▸ Task statement
Based on the biography of Pamela Evans below, decide whether each statement agrees with it, and give yes or no plus the deciding words quoted from the biography: (a) Evans graduated from The London Hospital Medical College with an MB BS. (b) Evans served on the UK national working party on data recording in cerebral palsy research until 1985. (c) The "Limb by Limb" method was designed for clinicians providing data to epidemiologists.

= Pamela Evans =

British author

Pamela Evans (born 1949) is a British author who is also trained as a medical doctor and a published academic.

Evans was born in London and trained as a doctor at The London Hospital Medical College, graduating with an MB BS. After graduating, she worked as a General Practitioner in Highams Park, London E4.

==Academic career==
Pamela took up a post as a research fellow in epidemiology to enable her to continue working whilst raising a family. She was a member of the UK national working party concerned with data recording in cerebral palsy research from 1985 to the early 1990s. She has published various papers in the field and was invited to deliver a paper at a UCLA conference ('Epidemiology of the Cerebral Palsies: a Foundation for Research and Prevention') in 1986.

She developed the "Limb by Limb" method of data recording, a standardised methodology for clinicians providing data to epidemiologists. Before this method was described, different interpretations of commonly used terms (e.g. diplegia, hemiplegia and quadriplegia) meant that data recorded in studies were not always able to be assessed correctly at an epidemiological level. The "Limb by Limb" method stimulated a debate among other researchers about the best format for data recording in epidemiological studies, providing a basis from which other recording methodologies could be derived.

Her work on the life expectancy of children affected by cerebral palsy has been used as evidence in the High Court.

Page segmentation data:
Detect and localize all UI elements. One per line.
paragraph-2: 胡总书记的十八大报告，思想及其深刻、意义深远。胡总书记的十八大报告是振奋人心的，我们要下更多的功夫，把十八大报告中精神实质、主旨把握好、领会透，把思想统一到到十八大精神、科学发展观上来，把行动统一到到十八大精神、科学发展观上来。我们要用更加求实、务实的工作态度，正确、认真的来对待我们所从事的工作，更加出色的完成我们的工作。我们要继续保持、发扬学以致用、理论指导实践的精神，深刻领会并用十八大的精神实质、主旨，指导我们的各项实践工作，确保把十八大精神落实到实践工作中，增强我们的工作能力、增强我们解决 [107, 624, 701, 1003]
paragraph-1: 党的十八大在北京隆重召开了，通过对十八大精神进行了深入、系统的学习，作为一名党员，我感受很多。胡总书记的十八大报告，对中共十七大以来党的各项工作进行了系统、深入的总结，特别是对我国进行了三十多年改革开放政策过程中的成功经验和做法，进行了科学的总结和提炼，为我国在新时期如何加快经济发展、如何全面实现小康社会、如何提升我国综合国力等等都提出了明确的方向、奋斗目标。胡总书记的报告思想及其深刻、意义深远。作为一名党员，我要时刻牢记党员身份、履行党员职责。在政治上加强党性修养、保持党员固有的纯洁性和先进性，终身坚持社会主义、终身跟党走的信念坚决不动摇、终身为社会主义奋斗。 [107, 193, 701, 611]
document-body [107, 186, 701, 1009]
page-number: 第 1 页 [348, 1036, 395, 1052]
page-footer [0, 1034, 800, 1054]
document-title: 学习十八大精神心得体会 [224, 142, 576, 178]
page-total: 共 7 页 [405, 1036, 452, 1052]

▸ Result for this exercise
(a) Yes: "trained as a doctor at The London Hospital Medical College, graduating with an MB BS"
(b) No: "from 1985 to the early 1990s"
(c) Yes: "a standardised methodology for clinicians providing data to epidemiologists"